• **WORK TO BE COMPLETED**
Give the count of lines holding the string "Разина" and nothing else.

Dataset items
================
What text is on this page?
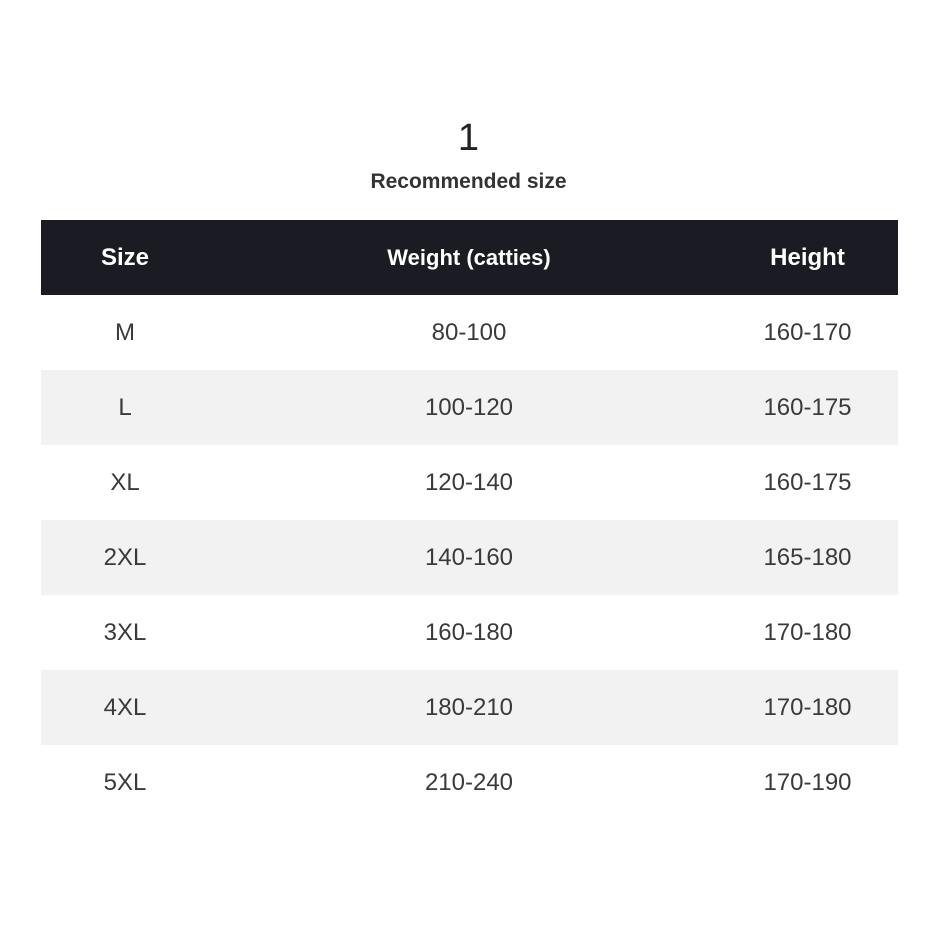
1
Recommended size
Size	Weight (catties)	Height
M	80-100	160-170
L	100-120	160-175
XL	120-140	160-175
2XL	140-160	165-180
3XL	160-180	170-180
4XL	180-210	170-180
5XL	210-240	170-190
================
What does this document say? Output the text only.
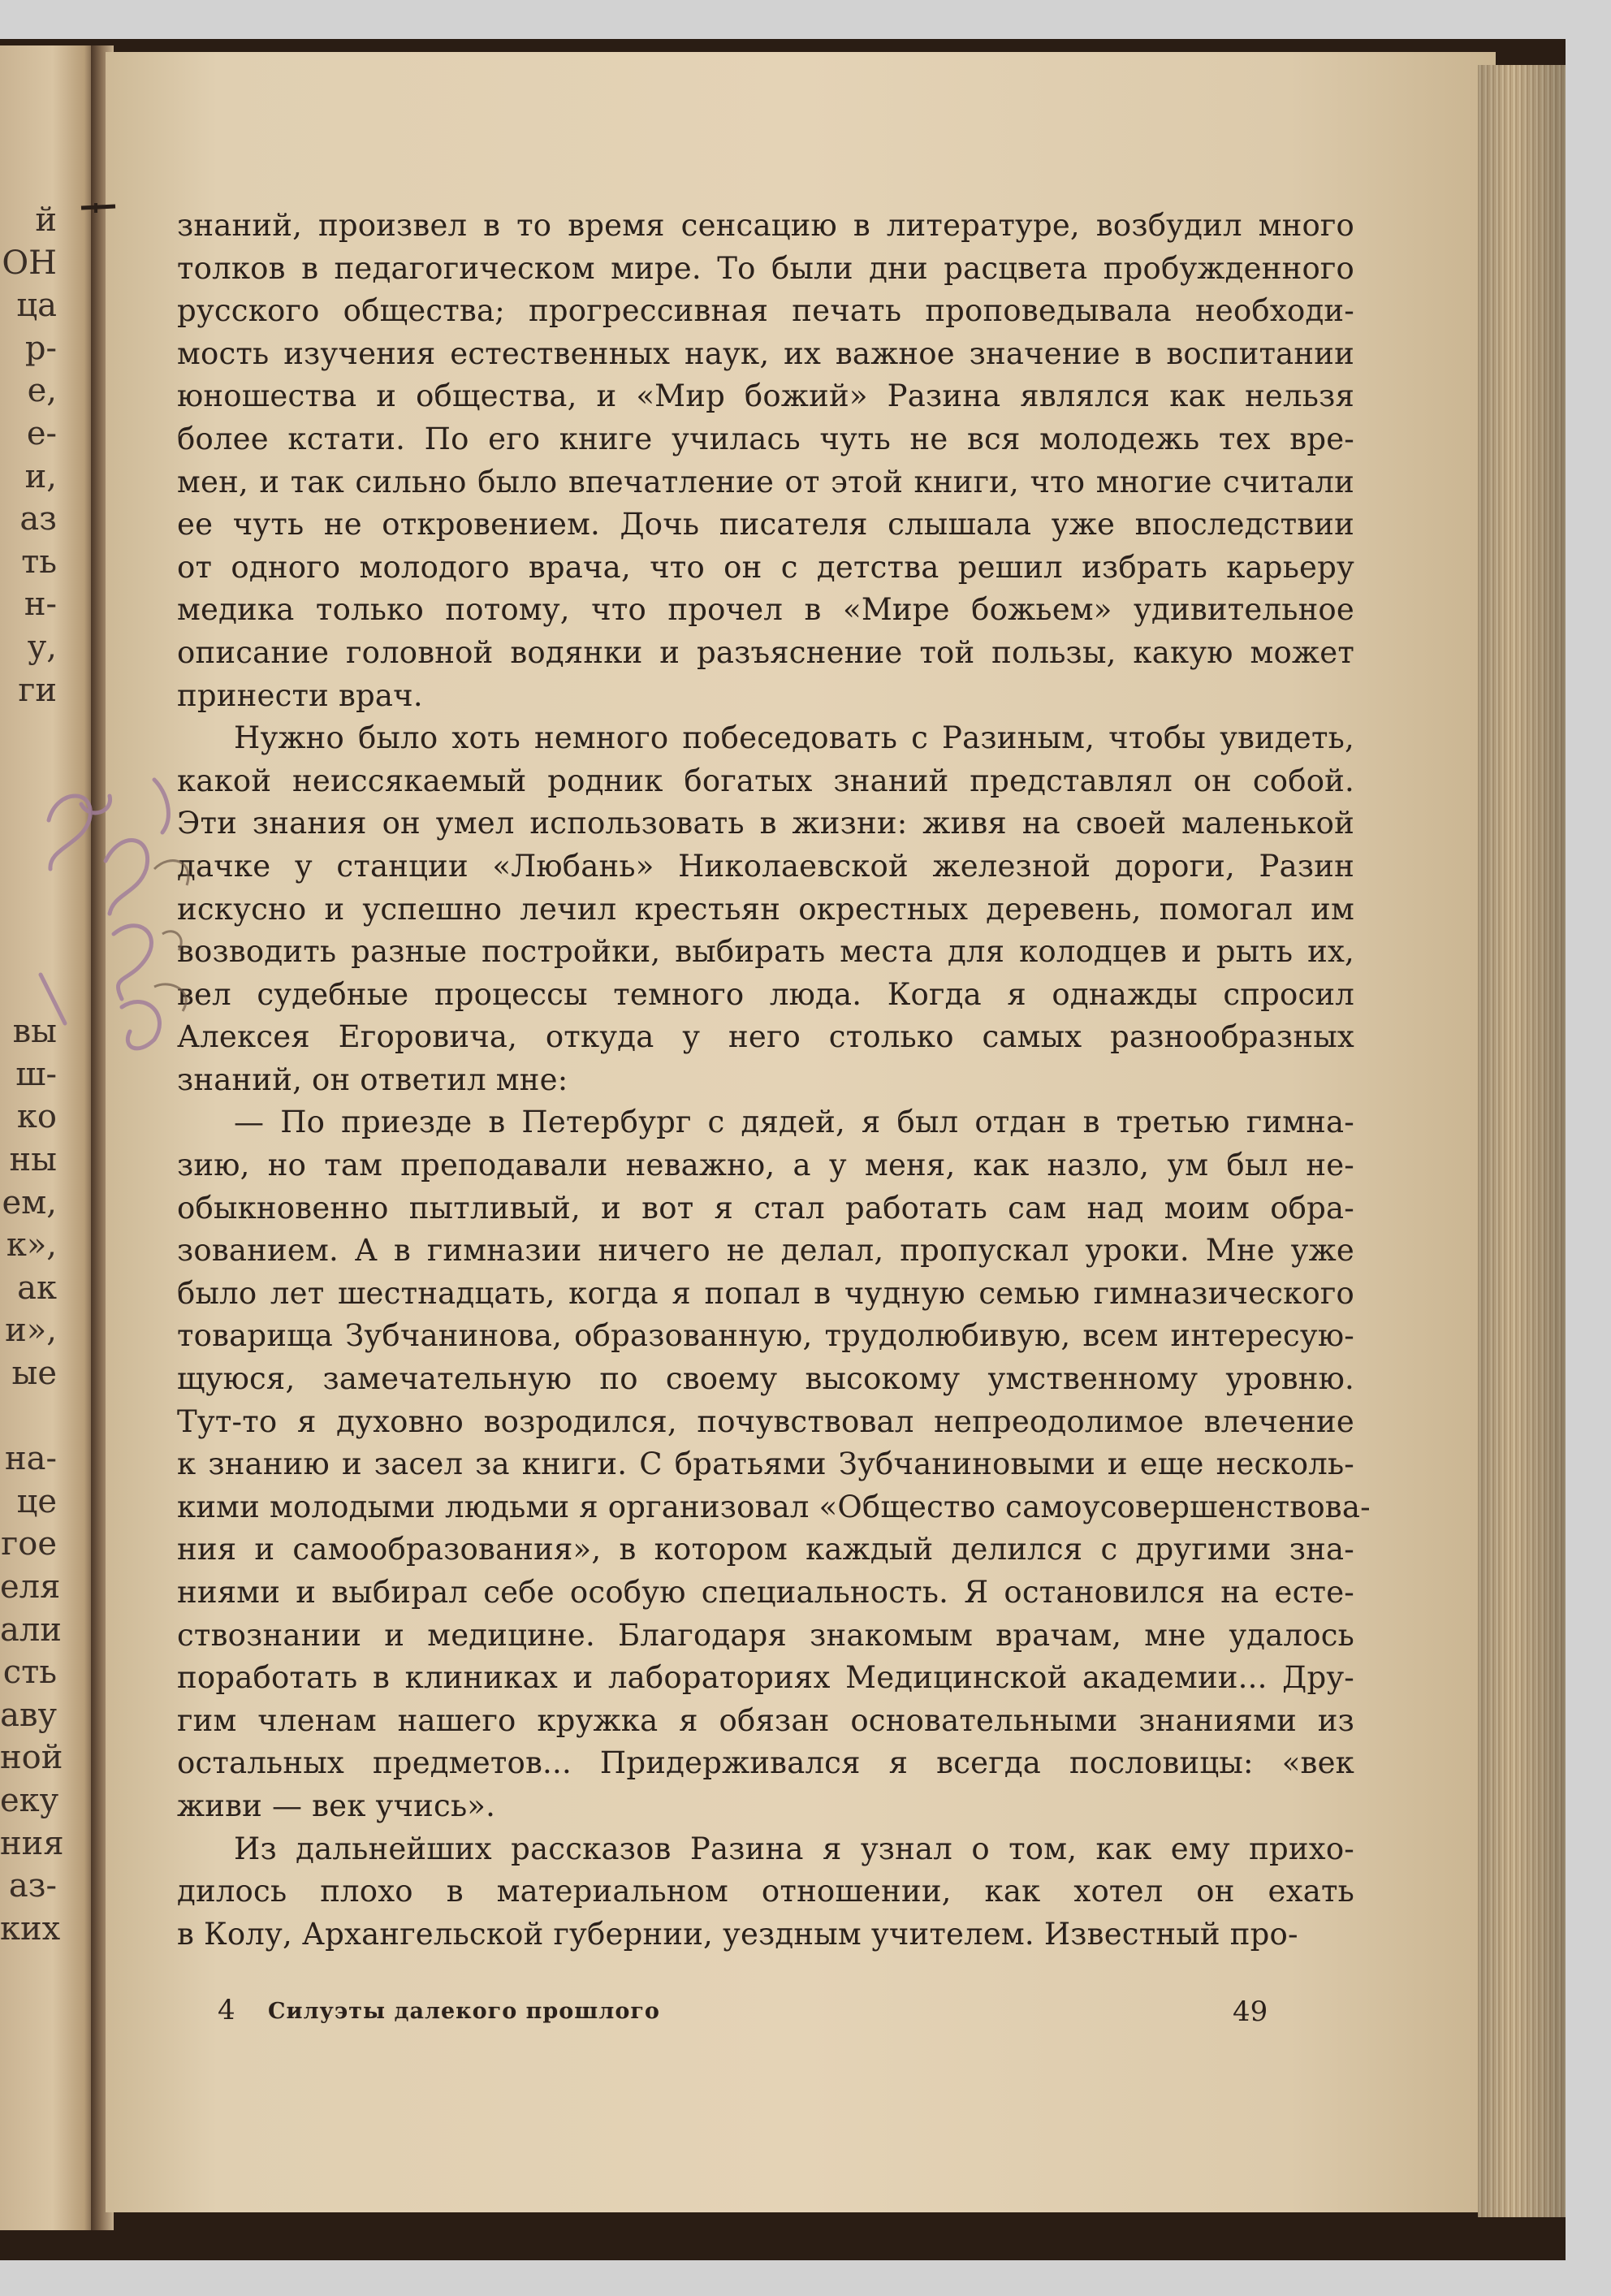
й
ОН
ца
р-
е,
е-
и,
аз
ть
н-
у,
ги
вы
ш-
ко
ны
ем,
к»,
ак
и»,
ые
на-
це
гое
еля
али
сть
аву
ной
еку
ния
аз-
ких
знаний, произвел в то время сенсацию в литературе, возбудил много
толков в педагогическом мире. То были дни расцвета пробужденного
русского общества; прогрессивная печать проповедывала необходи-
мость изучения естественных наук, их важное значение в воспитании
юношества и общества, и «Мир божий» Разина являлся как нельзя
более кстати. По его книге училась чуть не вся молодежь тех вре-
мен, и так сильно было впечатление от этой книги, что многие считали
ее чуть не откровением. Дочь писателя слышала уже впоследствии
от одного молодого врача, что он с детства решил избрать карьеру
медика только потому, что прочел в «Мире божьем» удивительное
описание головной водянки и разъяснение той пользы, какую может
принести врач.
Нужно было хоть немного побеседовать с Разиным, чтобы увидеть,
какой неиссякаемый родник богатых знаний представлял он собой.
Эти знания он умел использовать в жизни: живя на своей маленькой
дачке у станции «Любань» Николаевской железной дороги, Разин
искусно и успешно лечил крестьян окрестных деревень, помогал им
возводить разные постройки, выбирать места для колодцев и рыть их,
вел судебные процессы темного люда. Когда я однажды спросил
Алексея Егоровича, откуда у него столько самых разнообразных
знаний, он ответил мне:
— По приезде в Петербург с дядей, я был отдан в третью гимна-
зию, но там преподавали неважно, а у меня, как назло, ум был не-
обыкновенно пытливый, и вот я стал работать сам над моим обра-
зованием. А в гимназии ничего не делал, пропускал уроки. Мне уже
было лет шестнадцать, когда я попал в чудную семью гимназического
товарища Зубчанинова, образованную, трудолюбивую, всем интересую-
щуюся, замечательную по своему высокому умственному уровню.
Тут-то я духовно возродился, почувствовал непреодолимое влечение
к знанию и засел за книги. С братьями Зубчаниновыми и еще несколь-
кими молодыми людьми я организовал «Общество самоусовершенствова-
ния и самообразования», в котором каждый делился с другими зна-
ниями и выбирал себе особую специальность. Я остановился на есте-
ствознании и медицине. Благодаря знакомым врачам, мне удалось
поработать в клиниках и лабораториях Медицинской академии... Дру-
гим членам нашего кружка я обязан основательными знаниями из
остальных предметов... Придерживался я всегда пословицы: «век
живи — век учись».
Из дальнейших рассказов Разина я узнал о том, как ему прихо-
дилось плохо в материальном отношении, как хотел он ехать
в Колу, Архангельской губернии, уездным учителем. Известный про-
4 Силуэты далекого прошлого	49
================
• **RESPONSE**
2